> Aim of the task
Report every line from the material that contains the word "你可以这么写".
============
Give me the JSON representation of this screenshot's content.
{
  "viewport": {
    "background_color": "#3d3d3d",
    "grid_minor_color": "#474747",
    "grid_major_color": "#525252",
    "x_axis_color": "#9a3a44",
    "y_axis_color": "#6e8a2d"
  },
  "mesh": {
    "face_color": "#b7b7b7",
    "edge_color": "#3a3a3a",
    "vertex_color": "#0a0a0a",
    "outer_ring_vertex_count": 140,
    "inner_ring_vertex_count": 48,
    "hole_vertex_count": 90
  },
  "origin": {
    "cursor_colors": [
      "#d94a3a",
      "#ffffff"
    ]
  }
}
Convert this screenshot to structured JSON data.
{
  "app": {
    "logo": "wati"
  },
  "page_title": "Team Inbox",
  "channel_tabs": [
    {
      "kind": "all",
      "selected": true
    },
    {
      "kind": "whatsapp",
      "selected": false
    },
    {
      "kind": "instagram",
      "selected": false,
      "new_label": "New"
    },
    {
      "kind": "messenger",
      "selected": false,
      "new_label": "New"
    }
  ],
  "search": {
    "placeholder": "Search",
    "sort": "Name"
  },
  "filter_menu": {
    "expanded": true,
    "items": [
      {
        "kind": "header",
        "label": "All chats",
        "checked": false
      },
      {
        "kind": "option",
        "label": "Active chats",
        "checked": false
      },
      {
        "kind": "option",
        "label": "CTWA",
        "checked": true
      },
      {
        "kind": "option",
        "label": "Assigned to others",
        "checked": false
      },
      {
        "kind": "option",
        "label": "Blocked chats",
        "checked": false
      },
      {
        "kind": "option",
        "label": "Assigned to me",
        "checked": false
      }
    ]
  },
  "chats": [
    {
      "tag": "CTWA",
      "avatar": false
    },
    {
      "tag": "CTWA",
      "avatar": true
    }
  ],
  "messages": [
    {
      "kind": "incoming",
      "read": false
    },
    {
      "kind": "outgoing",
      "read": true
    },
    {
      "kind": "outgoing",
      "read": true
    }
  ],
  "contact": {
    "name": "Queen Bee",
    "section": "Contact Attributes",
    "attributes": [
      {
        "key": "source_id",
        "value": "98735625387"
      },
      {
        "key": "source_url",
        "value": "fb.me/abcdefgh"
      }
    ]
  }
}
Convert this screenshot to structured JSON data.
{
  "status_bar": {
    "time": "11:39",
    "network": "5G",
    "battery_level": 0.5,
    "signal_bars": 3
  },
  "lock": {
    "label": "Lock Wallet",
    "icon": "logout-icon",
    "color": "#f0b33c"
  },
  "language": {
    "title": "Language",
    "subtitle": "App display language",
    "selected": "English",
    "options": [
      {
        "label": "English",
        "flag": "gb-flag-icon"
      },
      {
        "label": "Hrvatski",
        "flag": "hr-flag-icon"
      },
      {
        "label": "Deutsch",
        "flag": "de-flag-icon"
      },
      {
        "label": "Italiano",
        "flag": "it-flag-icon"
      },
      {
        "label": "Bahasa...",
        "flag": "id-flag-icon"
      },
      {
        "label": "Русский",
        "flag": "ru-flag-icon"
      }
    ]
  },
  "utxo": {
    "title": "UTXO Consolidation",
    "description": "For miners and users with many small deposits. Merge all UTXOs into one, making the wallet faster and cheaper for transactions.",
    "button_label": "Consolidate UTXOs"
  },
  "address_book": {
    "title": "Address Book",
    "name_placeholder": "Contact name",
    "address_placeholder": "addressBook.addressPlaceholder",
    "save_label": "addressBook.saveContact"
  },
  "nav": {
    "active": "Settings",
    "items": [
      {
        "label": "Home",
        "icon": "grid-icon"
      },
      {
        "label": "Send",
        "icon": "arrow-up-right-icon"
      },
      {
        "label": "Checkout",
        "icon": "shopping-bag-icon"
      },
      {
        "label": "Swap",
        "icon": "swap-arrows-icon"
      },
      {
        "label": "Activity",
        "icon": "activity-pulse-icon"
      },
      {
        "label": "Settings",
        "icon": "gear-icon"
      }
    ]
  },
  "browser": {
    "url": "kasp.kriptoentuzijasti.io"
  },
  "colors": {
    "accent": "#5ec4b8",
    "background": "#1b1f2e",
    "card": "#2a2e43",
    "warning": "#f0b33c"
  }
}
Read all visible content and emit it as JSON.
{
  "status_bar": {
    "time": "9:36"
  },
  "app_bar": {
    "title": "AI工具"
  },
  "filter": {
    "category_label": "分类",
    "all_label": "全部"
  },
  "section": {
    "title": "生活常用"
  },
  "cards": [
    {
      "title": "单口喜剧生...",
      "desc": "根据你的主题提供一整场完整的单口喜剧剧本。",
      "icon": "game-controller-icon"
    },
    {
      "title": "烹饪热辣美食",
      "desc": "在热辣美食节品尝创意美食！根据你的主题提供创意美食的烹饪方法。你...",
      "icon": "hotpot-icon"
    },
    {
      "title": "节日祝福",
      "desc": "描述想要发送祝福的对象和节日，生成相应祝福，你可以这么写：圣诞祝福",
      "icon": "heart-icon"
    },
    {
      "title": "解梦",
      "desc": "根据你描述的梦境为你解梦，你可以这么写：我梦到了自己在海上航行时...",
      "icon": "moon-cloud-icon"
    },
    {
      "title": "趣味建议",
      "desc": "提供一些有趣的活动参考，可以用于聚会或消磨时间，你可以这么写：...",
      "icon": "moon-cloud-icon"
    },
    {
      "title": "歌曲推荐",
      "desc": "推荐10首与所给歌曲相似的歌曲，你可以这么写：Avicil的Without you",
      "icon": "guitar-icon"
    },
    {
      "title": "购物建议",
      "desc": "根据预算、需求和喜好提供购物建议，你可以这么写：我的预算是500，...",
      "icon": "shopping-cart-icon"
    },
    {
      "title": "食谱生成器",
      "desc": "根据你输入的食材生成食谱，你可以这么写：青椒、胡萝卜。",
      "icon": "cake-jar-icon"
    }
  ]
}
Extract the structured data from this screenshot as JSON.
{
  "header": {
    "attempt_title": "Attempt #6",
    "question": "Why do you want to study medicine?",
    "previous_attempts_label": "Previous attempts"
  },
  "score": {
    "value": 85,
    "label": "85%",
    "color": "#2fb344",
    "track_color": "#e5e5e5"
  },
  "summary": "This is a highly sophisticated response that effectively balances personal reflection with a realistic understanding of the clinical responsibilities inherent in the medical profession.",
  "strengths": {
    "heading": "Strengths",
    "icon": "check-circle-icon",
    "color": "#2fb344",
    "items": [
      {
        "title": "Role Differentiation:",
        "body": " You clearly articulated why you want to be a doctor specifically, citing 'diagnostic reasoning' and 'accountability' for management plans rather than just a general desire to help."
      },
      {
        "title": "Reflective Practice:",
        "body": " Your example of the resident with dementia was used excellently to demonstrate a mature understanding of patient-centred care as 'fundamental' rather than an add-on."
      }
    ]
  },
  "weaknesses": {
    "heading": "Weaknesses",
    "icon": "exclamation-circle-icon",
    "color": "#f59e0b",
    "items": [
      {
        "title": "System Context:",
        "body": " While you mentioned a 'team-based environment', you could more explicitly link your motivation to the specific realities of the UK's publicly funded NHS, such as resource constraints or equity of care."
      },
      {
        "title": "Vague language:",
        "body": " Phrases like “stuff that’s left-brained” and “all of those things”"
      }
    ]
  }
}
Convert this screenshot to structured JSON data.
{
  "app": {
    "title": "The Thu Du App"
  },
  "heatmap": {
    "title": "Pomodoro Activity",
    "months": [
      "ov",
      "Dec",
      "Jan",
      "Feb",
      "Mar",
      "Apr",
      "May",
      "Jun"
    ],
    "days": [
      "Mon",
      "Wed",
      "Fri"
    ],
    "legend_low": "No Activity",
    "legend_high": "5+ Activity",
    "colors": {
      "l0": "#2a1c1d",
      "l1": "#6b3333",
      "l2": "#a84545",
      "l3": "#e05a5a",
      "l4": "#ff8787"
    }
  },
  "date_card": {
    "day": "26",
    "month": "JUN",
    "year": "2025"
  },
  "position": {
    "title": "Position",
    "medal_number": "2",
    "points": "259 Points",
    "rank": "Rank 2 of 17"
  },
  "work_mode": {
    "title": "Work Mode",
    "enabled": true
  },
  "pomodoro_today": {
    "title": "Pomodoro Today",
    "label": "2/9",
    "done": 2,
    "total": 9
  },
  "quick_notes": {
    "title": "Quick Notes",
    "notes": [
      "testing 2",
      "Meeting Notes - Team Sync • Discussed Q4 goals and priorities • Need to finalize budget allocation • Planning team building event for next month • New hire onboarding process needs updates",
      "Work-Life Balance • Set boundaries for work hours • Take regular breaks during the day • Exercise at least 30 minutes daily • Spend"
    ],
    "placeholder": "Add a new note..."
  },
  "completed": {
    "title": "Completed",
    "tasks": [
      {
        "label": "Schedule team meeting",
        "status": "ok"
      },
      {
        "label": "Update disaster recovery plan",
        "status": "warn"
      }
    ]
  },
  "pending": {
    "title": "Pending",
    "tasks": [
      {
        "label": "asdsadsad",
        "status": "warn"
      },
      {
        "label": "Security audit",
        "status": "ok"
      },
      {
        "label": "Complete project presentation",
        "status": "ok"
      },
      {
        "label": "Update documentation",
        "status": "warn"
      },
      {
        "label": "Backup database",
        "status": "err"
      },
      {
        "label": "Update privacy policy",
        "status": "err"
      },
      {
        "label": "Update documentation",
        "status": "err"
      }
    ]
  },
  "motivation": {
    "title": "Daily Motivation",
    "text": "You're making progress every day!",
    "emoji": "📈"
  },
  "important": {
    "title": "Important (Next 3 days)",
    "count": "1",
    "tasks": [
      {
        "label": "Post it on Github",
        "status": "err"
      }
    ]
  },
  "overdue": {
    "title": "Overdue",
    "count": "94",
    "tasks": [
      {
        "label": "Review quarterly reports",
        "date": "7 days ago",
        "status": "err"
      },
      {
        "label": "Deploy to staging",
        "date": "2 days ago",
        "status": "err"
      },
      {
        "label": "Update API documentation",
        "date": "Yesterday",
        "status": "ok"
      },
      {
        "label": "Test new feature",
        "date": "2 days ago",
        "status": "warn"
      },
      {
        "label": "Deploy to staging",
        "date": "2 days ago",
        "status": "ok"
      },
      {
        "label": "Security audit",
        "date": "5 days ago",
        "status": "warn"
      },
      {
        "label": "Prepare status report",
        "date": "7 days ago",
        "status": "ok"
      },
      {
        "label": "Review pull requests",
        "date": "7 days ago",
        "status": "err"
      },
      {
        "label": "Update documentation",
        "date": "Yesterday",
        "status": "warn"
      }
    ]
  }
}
============
> Result of the exercise
      "desc": "描述想要发送祝福的对象和节日，生成相应祝福，你可以这么写：圣诞祝福",
      "desc": "根据你描述的梦境为你解梦，你可以这么写：我梦到了自己在海上航行时...",
      "desc": "提供一些有趣的活动参考，可以用于聚会或消磨时间，你可以这么写：...",
      "desc": "推荐10首与所给歌曲相似的歌曲，你可以这么写：Avicil的Without you",
      "desc": "根据预算、需求和喜好提供购物建议，你可以这么写：我的预算是500，...",
      "desc": "根据你输入的食材生成食谱，你可以这么写：青椒、胡萝卜。",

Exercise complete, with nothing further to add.